## Given request
Copy every record below, exactly as written.

## Recorded data
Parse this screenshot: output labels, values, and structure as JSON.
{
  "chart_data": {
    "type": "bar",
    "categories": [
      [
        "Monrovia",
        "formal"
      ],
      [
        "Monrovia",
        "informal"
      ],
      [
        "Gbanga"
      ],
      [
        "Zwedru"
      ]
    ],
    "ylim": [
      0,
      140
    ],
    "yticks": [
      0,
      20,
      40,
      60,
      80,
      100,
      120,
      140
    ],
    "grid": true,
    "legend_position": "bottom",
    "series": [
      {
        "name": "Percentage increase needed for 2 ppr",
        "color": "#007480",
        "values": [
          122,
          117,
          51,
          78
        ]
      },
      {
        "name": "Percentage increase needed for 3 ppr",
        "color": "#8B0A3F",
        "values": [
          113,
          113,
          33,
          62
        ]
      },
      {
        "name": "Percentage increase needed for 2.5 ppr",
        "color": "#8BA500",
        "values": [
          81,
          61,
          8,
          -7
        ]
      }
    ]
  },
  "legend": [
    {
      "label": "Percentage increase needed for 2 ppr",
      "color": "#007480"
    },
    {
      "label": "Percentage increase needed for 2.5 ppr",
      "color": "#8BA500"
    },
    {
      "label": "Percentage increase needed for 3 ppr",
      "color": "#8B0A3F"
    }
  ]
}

## Written answer
Parse this screenshot: output labels, values, and structure as JSON.
{
  "chart_data": {
    "type": "bar",
    "categories": [
      [
        "Monrovia",
        "formal"
      ],
      [
        "Monrovia",
        "informal"
      ],
      [
        "Gbanga"
      ],
      [
        "Zwedru"
      ]
    ],
    "ylim": [
      0,
      140
    ],
    "yticks": [
      0,
      20,
      40,
      60,
      80,
      100,
      120,
      140
    ],
    "grid": true,
    "legend_position": "bottom",
    "series": [
      {
        "name": "Percentage increase needed for 2 ppr",
        "color": "#007480",
        "values": [
          122,
          117,
          51,
          78
        ]
      },
      {
        "name": "Percentage increase needed for 3 ppr",
        "color": "#8B0A3F",
        "values": [
          113,
          113,
          33,
          62
        ]
      },
      {
        "name": "Percentage increase needed for 2.5 ppr",
        "color": "#8BA500",
        "values": [
          81,
          61,
          8,
          -7
        ]
      }
    ]
  },
  "legend": [
    {
      "label": "Percentage increase needed for 2 ppr",
      "color": "#007480"
    },
    {
      "label": "Percentage increase needed for 2.5 ppr",
      "color": "#8BA500"
    },
    {
      "label": "Percentage increase needed for 3 ppr",
      "color": "#8B0A3F"
    }
  ]
}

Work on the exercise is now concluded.